(Dataset records)

---

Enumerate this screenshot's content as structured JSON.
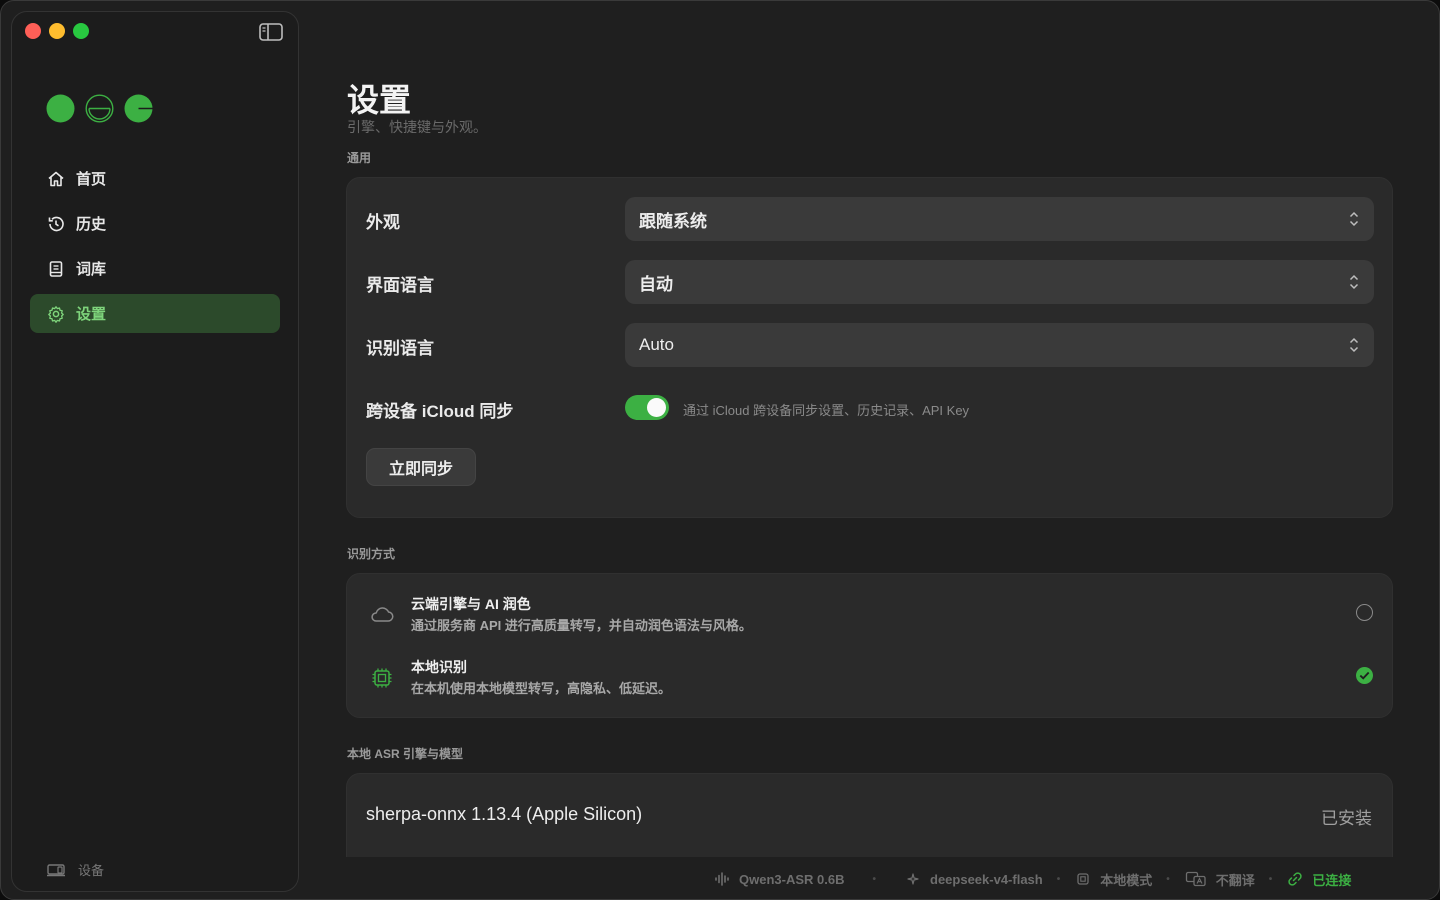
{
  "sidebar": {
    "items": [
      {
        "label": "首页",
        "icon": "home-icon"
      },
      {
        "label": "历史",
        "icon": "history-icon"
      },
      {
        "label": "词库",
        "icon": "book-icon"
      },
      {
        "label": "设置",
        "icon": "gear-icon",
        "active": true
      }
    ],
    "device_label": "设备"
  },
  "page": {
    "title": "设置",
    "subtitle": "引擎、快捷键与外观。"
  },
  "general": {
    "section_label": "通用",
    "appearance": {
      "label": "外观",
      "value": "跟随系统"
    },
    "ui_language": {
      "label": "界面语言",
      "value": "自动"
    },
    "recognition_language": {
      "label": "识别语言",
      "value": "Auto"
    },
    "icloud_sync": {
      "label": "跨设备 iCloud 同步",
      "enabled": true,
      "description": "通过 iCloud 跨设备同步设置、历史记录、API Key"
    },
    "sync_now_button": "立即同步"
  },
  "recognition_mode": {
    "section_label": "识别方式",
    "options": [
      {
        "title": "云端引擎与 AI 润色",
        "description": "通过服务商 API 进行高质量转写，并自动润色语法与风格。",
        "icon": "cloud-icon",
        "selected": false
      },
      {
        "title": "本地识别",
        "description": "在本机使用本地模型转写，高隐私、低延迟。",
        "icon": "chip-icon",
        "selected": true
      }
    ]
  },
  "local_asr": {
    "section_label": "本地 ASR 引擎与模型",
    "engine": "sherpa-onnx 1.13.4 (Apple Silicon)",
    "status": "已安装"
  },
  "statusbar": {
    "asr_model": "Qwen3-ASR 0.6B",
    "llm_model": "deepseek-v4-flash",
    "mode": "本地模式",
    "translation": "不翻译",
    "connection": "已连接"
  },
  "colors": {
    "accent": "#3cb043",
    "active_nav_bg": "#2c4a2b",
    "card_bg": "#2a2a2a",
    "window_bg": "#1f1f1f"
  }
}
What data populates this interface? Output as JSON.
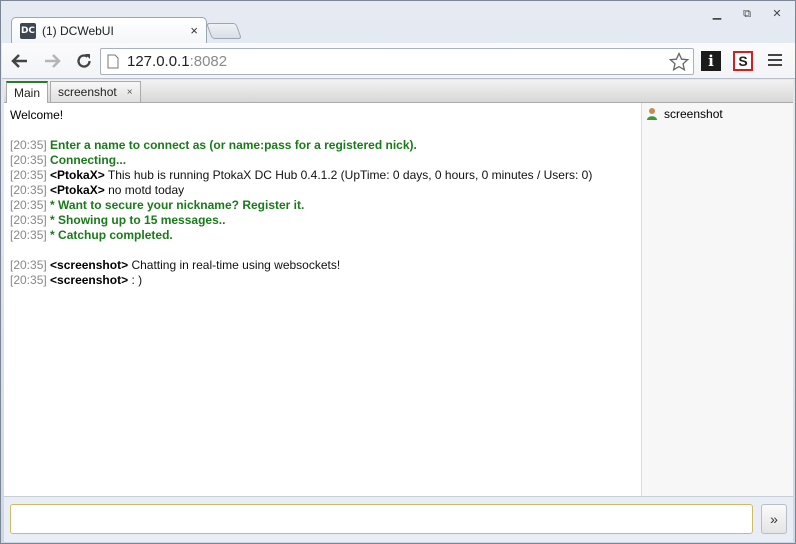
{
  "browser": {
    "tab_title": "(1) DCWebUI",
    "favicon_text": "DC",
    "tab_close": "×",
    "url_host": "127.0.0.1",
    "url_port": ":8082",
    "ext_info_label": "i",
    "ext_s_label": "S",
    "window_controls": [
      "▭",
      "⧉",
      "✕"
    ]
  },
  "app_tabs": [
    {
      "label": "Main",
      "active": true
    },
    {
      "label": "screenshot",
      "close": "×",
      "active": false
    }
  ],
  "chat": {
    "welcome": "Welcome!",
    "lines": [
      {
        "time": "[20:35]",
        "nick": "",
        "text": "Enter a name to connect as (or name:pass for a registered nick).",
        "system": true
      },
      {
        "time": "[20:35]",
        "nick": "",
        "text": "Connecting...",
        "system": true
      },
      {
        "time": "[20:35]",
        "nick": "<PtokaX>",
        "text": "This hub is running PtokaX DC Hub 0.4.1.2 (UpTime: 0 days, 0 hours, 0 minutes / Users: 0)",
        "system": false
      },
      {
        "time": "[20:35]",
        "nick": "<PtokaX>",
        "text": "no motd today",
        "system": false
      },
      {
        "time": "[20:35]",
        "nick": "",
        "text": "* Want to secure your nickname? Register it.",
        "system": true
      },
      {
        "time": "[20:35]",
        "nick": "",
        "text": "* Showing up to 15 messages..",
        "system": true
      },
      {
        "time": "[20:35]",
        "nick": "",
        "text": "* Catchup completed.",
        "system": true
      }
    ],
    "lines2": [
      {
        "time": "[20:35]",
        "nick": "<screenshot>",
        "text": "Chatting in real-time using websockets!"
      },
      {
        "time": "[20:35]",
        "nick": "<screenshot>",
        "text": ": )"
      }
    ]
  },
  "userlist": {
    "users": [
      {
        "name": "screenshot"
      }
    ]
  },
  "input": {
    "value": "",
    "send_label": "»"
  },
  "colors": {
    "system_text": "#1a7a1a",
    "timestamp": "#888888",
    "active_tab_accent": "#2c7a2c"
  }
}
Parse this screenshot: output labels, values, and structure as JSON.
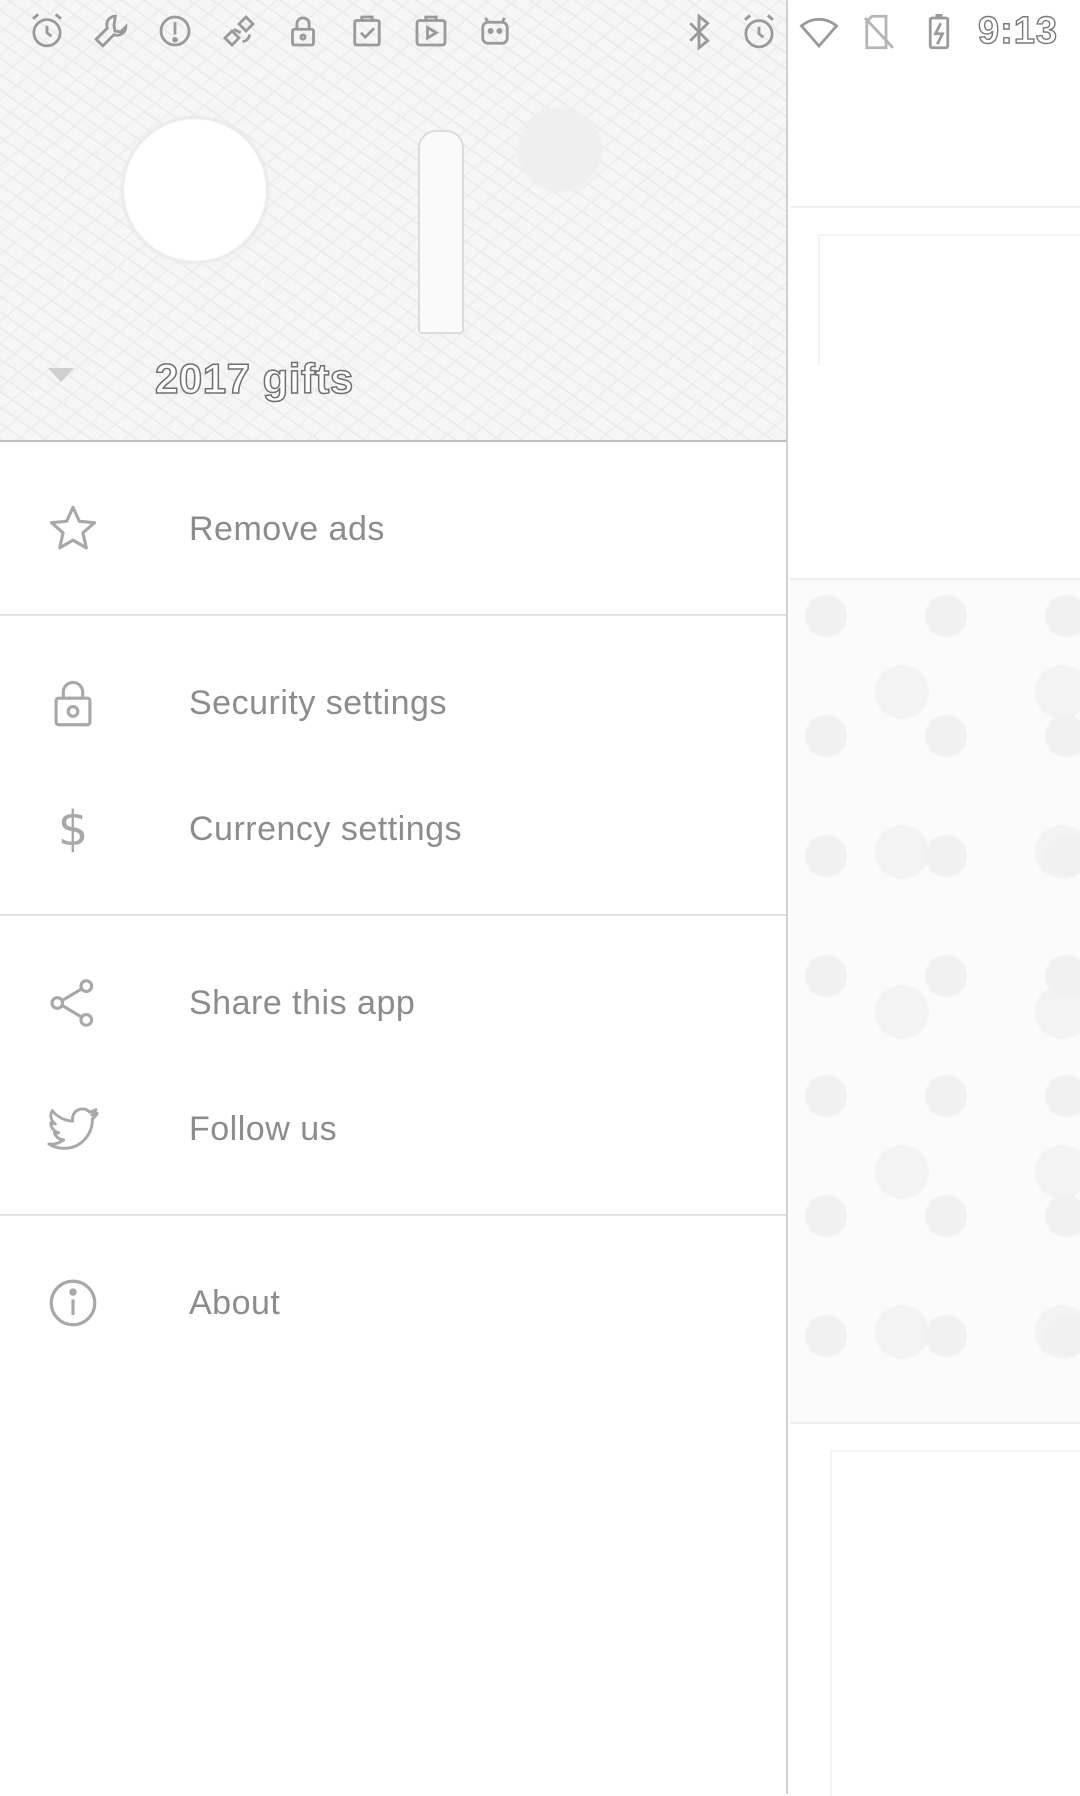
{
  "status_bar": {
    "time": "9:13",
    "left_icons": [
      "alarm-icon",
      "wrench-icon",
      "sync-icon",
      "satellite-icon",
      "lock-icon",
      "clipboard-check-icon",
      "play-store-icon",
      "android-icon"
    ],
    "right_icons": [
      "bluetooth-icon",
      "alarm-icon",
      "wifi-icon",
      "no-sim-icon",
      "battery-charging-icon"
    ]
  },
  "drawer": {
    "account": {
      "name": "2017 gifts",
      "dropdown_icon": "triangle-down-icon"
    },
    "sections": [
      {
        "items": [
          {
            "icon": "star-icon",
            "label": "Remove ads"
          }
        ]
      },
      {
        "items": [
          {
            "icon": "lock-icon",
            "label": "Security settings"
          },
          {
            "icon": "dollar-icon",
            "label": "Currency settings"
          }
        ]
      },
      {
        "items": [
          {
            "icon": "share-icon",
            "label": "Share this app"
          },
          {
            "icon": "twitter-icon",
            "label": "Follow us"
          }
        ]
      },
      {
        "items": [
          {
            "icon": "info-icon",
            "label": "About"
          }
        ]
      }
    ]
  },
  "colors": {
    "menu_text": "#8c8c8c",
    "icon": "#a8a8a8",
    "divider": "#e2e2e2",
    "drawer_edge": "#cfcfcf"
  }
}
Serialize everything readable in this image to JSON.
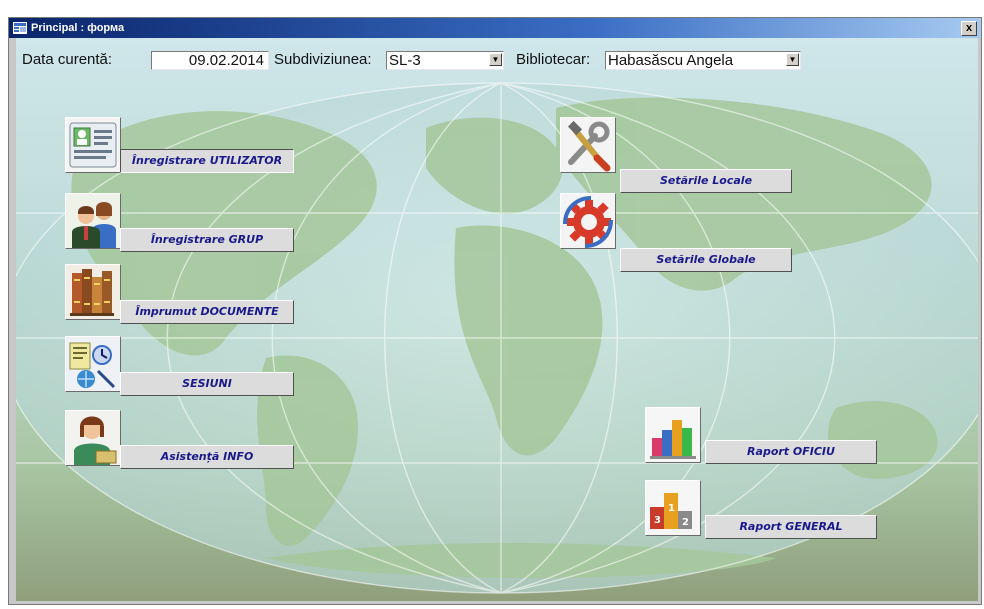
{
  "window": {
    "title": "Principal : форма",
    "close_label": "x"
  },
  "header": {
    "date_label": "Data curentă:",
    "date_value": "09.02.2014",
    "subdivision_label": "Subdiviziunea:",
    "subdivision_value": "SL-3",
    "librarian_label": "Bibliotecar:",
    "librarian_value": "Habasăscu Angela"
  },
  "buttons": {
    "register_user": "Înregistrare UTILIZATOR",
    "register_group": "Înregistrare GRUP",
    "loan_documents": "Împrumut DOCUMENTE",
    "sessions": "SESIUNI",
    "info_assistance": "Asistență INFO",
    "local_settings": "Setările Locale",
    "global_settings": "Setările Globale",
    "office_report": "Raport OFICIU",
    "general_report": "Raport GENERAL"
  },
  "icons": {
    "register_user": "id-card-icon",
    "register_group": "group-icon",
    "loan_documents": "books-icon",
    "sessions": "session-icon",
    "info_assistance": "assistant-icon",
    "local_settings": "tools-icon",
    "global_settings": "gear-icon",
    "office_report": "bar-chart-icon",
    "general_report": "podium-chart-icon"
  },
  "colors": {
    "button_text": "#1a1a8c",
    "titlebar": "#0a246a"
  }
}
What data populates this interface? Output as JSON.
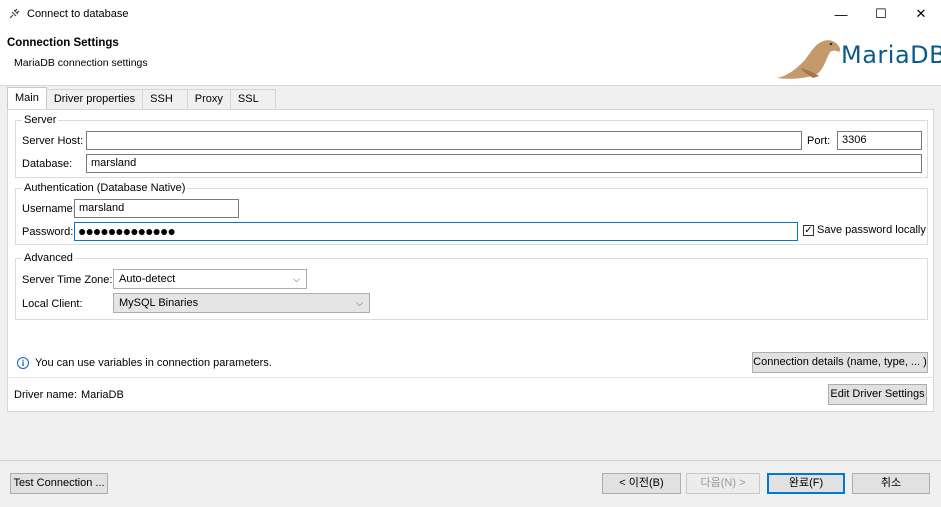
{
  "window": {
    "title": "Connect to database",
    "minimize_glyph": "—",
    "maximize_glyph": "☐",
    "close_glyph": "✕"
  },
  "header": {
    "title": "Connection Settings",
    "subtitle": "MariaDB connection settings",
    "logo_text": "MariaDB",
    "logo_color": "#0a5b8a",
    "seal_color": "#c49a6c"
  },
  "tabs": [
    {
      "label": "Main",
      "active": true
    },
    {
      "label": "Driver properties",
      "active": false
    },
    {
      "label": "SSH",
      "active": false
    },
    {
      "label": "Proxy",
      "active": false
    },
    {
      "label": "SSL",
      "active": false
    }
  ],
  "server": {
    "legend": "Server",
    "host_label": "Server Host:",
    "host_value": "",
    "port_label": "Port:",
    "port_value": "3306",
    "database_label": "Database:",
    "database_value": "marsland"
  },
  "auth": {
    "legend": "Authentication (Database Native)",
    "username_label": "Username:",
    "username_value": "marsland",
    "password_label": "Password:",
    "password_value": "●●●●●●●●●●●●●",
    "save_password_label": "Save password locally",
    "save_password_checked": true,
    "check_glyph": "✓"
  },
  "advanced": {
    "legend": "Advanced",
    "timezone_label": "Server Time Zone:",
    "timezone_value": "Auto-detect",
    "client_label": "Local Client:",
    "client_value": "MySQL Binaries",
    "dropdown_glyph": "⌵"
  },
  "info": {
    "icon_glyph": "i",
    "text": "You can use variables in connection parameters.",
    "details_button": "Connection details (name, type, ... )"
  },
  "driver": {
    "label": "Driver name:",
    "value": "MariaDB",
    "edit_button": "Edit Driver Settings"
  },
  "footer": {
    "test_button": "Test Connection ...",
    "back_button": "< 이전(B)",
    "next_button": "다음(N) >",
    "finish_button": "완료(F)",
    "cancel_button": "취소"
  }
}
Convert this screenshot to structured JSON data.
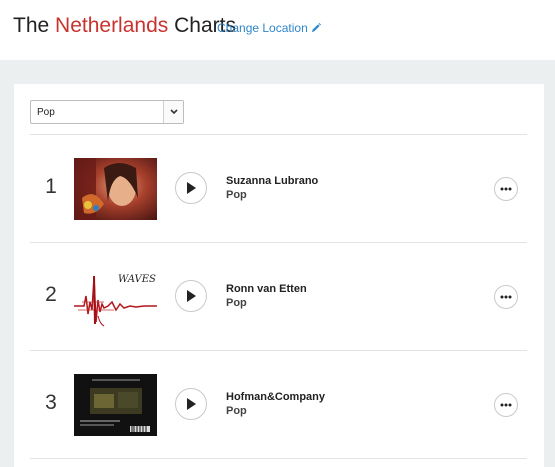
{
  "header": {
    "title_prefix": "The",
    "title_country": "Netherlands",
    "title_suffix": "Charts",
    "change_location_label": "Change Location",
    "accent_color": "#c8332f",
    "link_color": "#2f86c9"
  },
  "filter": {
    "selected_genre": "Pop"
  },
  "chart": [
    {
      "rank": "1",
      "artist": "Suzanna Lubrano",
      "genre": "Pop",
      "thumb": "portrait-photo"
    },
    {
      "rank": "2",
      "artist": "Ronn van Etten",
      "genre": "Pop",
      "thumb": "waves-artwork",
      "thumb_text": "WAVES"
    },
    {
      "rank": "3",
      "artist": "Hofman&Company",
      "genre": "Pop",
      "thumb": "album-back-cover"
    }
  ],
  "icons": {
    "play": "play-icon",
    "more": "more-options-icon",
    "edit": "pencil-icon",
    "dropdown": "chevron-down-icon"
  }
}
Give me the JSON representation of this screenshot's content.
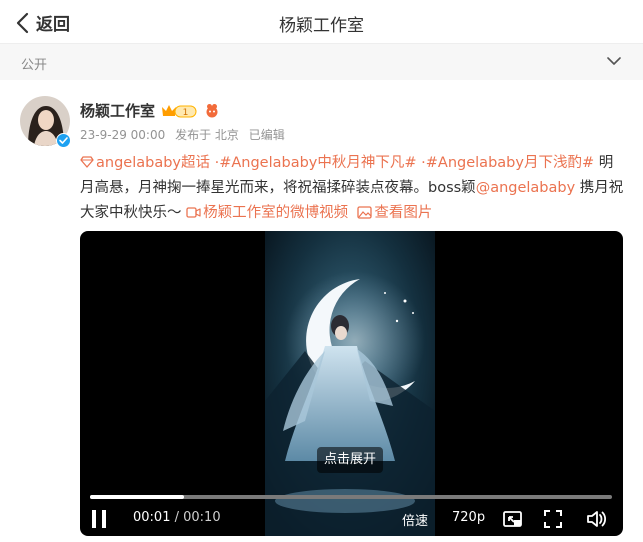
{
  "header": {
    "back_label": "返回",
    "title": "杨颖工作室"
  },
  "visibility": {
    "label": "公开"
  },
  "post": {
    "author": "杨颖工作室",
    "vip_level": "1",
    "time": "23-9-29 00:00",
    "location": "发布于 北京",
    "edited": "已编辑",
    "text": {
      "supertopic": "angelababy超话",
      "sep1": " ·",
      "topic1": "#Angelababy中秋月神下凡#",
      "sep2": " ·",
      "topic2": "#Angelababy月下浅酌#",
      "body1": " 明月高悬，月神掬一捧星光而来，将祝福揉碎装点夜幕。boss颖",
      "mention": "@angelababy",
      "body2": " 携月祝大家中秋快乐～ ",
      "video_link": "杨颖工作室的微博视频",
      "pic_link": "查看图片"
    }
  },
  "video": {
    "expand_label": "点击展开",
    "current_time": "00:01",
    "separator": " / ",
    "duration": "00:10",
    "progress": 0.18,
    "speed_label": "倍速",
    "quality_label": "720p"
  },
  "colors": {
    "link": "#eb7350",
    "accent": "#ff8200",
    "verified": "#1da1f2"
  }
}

---

# [Written request]
Copy every line of the listing that contains the word "structured".

# [Full solution]
Enumerate this screenshot's content as structured JSON.
Convert this screenshot to structured JSON data.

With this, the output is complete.